■ OBJECTIVE: Return all lines where the word "указанных" can be found.

■ EXERCISE INPUT:
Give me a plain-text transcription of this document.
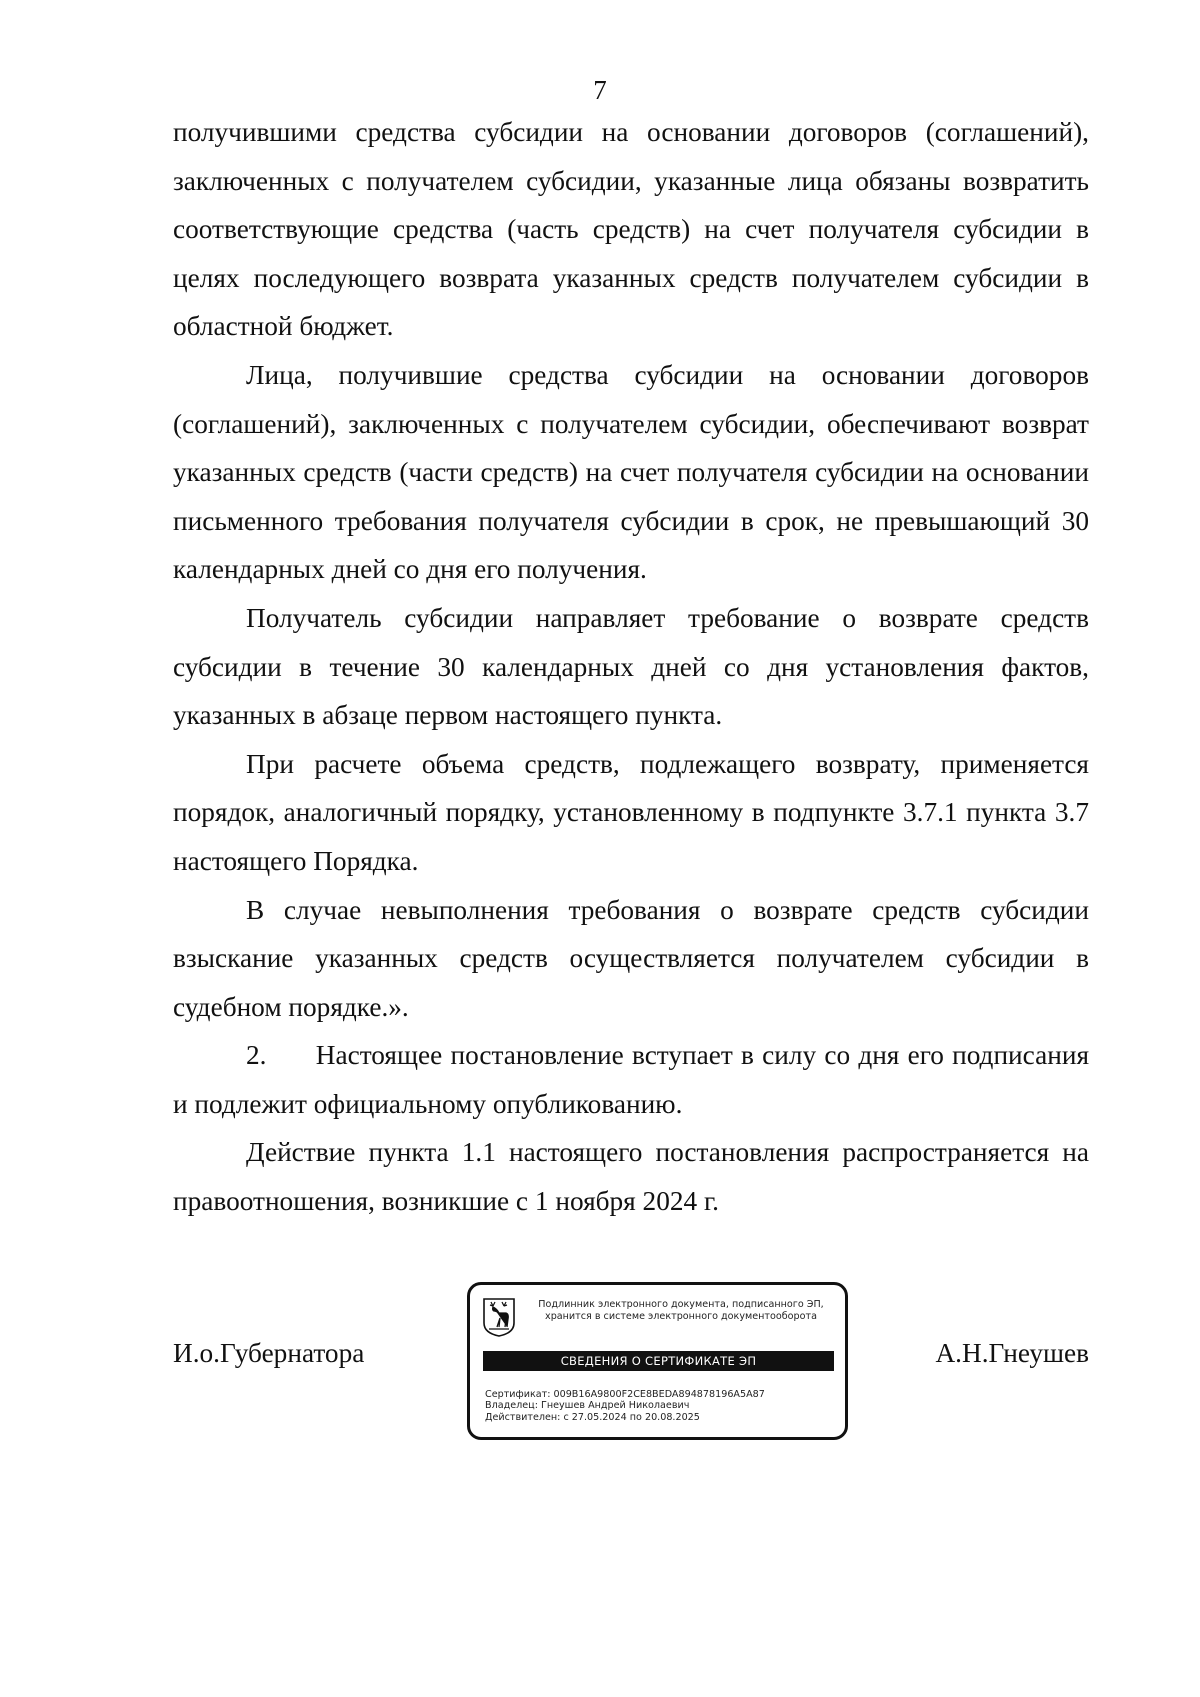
7

получившими средства субсидии на основании договоров (соглашений), заключенных с получателем субсидии, указанные лица обязаны возвратить соответствующие средства (часть средств) на счет получателя субсидии в целях последующего возврата указанных средств получателем субсидии в областной бюджет.

Лица, получившие средства субсидии на основании договоров (соглашений), заключенных с получателем субсидии, обеспечивают возврат указанных средств (части средств) на счет получателя субсидии на основании письменного требования получателя субсидии в срок, не превышающий 30 календарных дней со дня его получения.

Получатель субсидии направляет требование о возврате средств субсидии в течение 30 календарных дней со дня установления фактов, указанных в абзаце первом настоящего пункта.

При расчете объема средств, подлежащего возврату, применяется порядок, аналогичный порядку, установленному в подпункте 3.7.1 пункта 3.7 настоящего Порядка.

В случае невыполнения требования о возврате средств субсидии взыскание указанных средств осуществляется получателем субсидии в судебном порядке.».

2.      Настоящее постановление вступает в силу со дня его подписания и подлежит официальному опубликованию.

Действие пункта 1.1 настоящего постановления распространяется на правоотношения, возникшие с 1 ноября 2024 г.

И.о.Губернатора	А.Н.Гнеушев
Подлинник электронного документа, подписанного ЭП,
хранится в системе электронного документооборота
СВЕДЕНИЯ О СЕРТИФИКАТЕ ЭП
Сертификат: 009B16A9800F2CE8BEDA894878196A5A87
Владелец: Гнеушев Андрей Николаевич
Действителен: с 27.05.2024 по 20.08.2025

■ WRITTEN RESPONSE:
получившими средства субсидии на основании договоров (соглашений), заключенных с получателем субсидии, указанные лица обязаны возвратить соответствующие средства (часть средств) на счет получателя субсидии в целях последующего возврата указанных средств получателем субсидии в областной бюджет.
Лица, получившие средства субсидии на основании договоров (соглашений), заключенных с получателем субсидии, обеспечивают возврат указанных средств (части средств) на счет получателя субсидии на основании письменного требования получателя субсидии в срок, не превышающий 30 календарных дней со дня его получения.
Получатель субсидии направляет требование о возврате средств субсидии в течение 30 календарных дней со дня установления фактов, указанных в абзаце первом настоящего пункта.
В случае невыполнения требования о возврате средств субсидии взыскание указанных средств осуществляется получателем субсидии в судебном порядке.».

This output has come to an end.